**Written instruction:** Print the entire listing. Each line must match the original exactly.

+---+

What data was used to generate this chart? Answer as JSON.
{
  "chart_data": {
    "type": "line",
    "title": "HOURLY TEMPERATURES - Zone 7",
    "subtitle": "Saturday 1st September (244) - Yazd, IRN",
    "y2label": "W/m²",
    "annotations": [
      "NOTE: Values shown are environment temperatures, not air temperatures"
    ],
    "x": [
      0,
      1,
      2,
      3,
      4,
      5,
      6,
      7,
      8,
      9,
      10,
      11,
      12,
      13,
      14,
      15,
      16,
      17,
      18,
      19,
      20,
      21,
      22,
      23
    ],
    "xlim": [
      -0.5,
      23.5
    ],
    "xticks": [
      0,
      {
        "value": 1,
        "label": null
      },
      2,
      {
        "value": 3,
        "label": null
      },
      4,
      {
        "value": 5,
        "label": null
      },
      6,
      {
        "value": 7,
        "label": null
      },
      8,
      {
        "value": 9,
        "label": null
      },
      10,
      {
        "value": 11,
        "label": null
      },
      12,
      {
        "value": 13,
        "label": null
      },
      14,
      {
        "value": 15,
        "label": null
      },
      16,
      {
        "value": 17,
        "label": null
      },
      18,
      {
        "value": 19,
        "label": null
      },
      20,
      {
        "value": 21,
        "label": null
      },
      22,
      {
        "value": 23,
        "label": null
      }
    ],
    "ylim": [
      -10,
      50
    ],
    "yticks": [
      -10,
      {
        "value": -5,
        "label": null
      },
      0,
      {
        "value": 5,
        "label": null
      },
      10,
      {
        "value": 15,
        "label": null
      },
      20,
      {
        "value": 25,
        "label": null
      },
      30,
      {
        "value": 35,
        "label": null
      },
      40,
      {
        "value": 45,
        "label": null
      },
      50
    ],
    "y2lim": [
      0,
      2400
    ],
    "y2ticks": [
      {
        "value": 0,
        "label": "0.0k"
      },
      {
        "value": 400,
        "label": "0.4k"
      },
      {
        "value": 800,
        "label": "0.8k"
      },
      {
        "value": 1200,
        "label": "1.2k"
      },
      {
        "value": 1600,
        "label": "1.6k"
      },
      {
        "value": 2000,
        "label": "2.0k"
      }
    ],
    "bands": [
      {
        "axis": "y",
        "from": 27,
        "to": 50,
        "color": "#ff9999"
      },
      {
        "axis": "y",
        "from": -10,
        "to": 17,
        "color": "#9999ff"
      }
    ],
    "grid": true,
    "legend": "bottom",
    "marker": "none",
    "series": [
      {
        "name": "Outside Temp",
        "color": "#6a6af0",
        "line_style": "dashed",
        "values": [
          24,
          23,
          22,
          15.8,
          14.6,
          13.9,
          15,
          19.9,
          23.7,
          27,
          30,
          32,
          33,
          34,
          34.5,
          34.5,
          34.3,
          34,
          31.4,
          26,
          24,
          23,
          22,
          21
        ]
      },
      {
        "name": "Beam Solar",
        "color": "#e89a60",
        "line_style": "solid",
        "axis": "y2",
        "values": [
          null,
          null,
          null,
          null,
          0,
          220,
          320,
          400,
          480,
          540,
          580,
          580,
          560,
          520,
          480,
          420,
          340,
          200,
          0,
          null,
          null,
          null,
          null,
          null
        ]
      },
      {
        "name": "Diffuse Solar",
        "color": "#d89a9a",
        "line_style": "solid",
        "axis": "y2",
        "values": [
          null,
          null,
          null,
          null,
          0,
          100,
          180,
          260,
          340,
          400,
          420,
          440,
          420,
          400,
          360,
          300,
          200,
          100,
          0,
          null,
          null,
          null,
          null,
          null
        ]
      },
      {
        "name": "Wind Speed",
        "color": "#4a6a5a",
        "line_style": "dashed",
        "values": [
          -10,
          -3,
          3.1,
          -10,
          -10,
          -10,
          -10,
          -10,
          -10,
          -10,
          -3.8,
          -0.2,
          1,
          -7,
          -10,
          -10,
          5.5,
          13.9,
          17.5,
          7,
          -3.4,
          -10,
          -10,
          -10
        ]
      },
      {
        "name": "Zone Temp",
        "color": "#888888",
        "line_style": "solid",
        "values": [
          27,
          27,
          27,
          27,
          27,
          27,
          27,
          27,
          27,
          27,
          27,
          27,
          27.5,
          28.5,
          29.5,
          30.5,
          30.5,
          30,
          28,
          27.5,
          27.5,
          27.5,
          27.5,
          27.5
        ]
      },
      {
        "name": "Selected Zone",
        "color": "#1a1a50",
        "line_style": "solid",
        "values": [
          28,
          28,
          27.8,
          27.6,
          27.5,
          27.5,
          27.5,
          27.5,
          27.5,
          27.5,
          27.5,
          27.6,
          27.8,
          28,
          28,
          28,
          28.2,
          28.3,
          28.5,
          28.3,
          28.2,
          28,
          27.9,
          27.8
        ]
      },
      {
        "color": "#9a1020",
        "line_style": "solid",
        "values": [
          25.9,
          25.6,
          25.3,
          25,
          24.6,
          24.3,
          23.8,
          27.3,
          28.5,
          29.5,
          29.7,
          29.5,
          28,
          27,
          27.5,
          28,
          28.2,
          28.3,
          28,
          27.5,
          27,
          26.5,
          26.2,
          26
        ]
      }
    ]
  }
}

+---+

**Final answer:**
What data was used to generate this chart? Answer as JSON.
{
  "chart_data": {
    "type": "line",
    "title": "HOURLY TEMPERATURES - Zone 7",
    "subtitle": "Saturday 1st September (244) - Yazd, IRN",
    "y2label": "W/m²",
    "annotations": [
      "NOTE: Values shown are environment temperatures, not air temperatures"
    ],
    "x": [
      0,
      1,
      2,
      3,
      4,
      5,
      6,
      7,
      8,
      9,
      10,
      11,
      12,
      13,
      14,
      15,
      16,
      17,
      18,
      19,
      20,
      21,
      22,
      23
    ],
    "xlim": [
      -0.5,
      23.5
    ],
    "xticks": [
      0,
      {
        "value": 1,
        "label": null
      },
      2,
      {
        "value": 3,
        "label": null
      },
      4,
      {
        "value": 5,
        "label": null
      },
      6,
      {
        "value": 7,
        "label": null
      },
      8,
      {
        "value": 9,
        "label": null
      },
      10,
      {
        "value": 11,
        "label": null
      },
      12,
      {
        "value": 13,
        "label": null
      },
      14,
      {
        "value": 15,
        "label": null
      },
      16,
      {
        "value": 17,
        "label": null
      },
      18,
      {
        "value": 19,
        "label": null
      },
      20,
      {
        "value": 21,
        "label": null
      },
      22,
      {
        "value": 23,
        "label": null
      }
    ],
    "ylim": [
      -10,
      50
    ],
    "yticks": [
      -10,
      {
        "value": -5,
        "label": null
      },
      0,
      {
        "value": 5,
        "label": null
      },
      10,
      {
        "value": 15,
        "label": null
      },
      20,
      {
        "value": 25,
        "label": null
      },
      30,
      {
        "value": 35,
        "label": null
      },
      40,
      {
        "value": 45,
        "label": null
      },
      50
    ],
    "y2lim": [
      0,
      2400
    ],
    "y2ticks": [
      {
        "value": 0,
        "label": "0.0k"
      },
      {
        "value": 400,
        "label": "0.4k"
      },
      {
        "value": 800,
        "label": "0.8k"
      },
      {
        "value": 1200,
        "label": "1.2k"
      },
      {
        "value": 1600,
        "label": "1.6k"
      },
      {
        "value": 2000,
        "label": "2.0k"
      }
    ],
    "bands": [
      {
        "axis": "y",
        "from": 27,
        "to": 50,
        "color": "#ff9999"
      },
      {
        "axis": "y",
        "from": -10,
        "to": 17,
        "color": "#9999ff"
      }
    ],
    "grid": true,
    "legend": "bottom",
    "marker": "none",
    "series": [
      {
        "name": "Outside Temp",
        "color": "#6a6af0",
        "line_style": "dashed",
        "values": [
          24,
          23,
          22,
          15.8,
          14.6,
          13.9,
          15,
          19.9,
          23.7,
          27,
          30,
          32,
          33,
          34,
          34.5,
          34.5,
          34.3,
          34,
          31.4,
          26,
          24,
          23,
          22,
          21
        ]
      },
      {
        "name": "Beam Solar",
        "color": "#e89a60",
        "line_style": "solid",
        "axis": "y2",
        "values": [
          null,
          null,
          null,
          null,
          0,
          220,
          320,
          400,
          480,
          540,
          580,
          580,
          560,
          520,
          480,
          420,
          340,
          200,
          0,
          null,
          null,
          null,
          null,
          null
        ]
      },
      {
        "name": "Diffuse Solar",
        "color": "#d89a9a",
        "line_style": "solid",
        "axis": "y2",
        "values": [
          null,
          null,
          null,
          null,
          0,
          100,
          180,
          260,
          340,
          400,
          420,
          440,
          420,
          400,
          360,
          300,
          200,
          100,
          0,
          null,
          null,
          null,
          null,
          null
        ]
      },
      {
        "name": "Wind Speed",
        "color": "#4a6a5a",
        "line_style": "dashed",
        "values": [
          -10,
          -3,
          3.1,
          -10,
          -10,
          -10,
          -10,
          -10,
          -10,
          -10,
          -3.8,
          -0.2,
          1,
          -7,
          -10,
          -10,
          5.5,
          13.9,
          17.5,
          7,
          -3.4,
          -10,
          -10,
          -10
        ]
      },
      {
        "name": "Zone Temp",
        "color": "#888888",
        "line_style": "solid",
        "values": [
          27,
          27,
          27,
          27,
          27,
          27,
          27,
          27,
          27,
          27,
          27,
          27,
          27.5,
          28.5,
          29.5,
          30.5,
          30.5,
          30,
          28,
          27.5,
          27.5,
          27.5,
          27.5,
          27.5
        ]
      },
      {
        "name": "Selected Zone",
        "color": "#1a1a50",
        "line_style": "solid",
        "values": [
          28,
          28,
          27.8,
          27.6,
          27.5,
          27.5,
          27.5,
          27.5,
          27.5,
          27.5,
          27.5,
          27.6,
          27.8,
          28,
          28,
          28,
          28.2,
          28.3,
          28.5,
          28.3,
          28.2,
          28,
          27.9,
          27.8
        ]
      },
      {
        "color": "#9a1020",
        "line_style": "solid",
        "values": [
          25.9,
          25.6,
          25.3,
          25,
          24.6,
          24.3,
          23.8,
          27.3,
          28.5,
          29.5,
          29.7,
          29.5,
          28,
          27,
          27.5,
          28,
          28.2,
          28.3,
          28,
          27.5,
          27,
          26.5,
          26.2,
          26
        ]
      }
    ]
  }
}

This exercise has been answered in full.